::: Records to use :::

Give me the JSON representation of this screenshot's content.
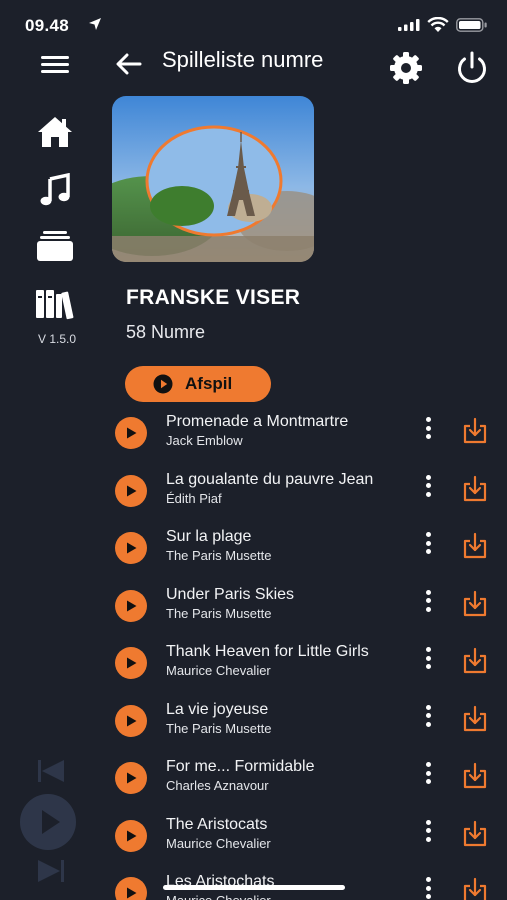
{
  "status_bar": {
    "time": "09.48"
  },
  "header": {
    "title": "Spilleliste numre"
  },
  "sidebar": {
    "version": "V 1.5.0"
  },
  "playlist": {
    "title": "FRANSKE VISER",
    "count": "58 Numre",
    "play_label": "Afspil"
  },
  "tracks": [
    {
      "title": "Promenade a Montmartre",
      "artist": "Jack Emblow"
    },
    {
      "title": "La goualante du pauvre Jean",
      "artist": "Édith Piaf"
    },
    {
      "title": "Sur la plage",
      "artist": "The Paris Musette"
    },
    {
      "title": "Under Paris Skies",
      "artist": "The Paris Musette"
    },
    {
      "title": "Thank Heaven for Little Girls",
      "artist": "Maurice Chevalier"
    },
    {
      "title": "La vie joyeuse",
      "artist": "The Paris Musette"
    },
    {
      "title": "For me... Formidable",
      "artist": "Charles Aznavour"
    },
    {
      "title": "The Aristocats",
      "artist": "Maurice Chevalier"
    },
    {
      "title": "Les Aristochats",
      "artist": "Maurice Chevalier"
    }
  ],
  "colors": {
    "background": "#1c202a",
    "accent": "#ef7a30"
  }
}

:::

### Problem to work on
In your copy, repeat each record exactly and include no pictures.

### Result below
Give me the JSON representation of this screenshot's content.
{
  "status_bar": {
    "time": "09.48"
  },
  "header": {
    "title": "Spilleliste numre"
  },
  "sidebar": {
    "version": "V 1.5.0"
  },
  "playlist": {
    "title": "FRANSKE VISER",
    "count": "58 Numre",
    "play_label": "Afspil"
  },
  "tracks": [
    {
      "title": "Promenade a Montmartre",
      "artist": "Jack Emblow"
    },
    {
      "title": "La goualante du pauvre Jean",
      "artist": "Édith Piaf"
    },
    {
      "title": "Sur la plage",
      "artist": "The Paris Musette"
    },
    {
      "title": "Under Paris Skies",
      "artist": "The Paris Musette"
    },
    {
      "title": "Thank Heaven for Little Girls",
      "artist": "Maurice Chevalier"
    },
    {
      "title": "La vie joyeuse",
      "artist": "The Paris Musette"
    },
    {
      "title": "For me... Formidable",
      "artist": "Charles Aznavour"
    },
    {
      "title": "The Aristocats",
      "artist": "Maurice Chevalier"
    },
    {
      "title": "Les Aristochats",
      "artist": "Maurice Chevalier"
    }
  ],
  "colors": {
    "background": "#1c202a",
    "accent": "#ef7a30"
  }
}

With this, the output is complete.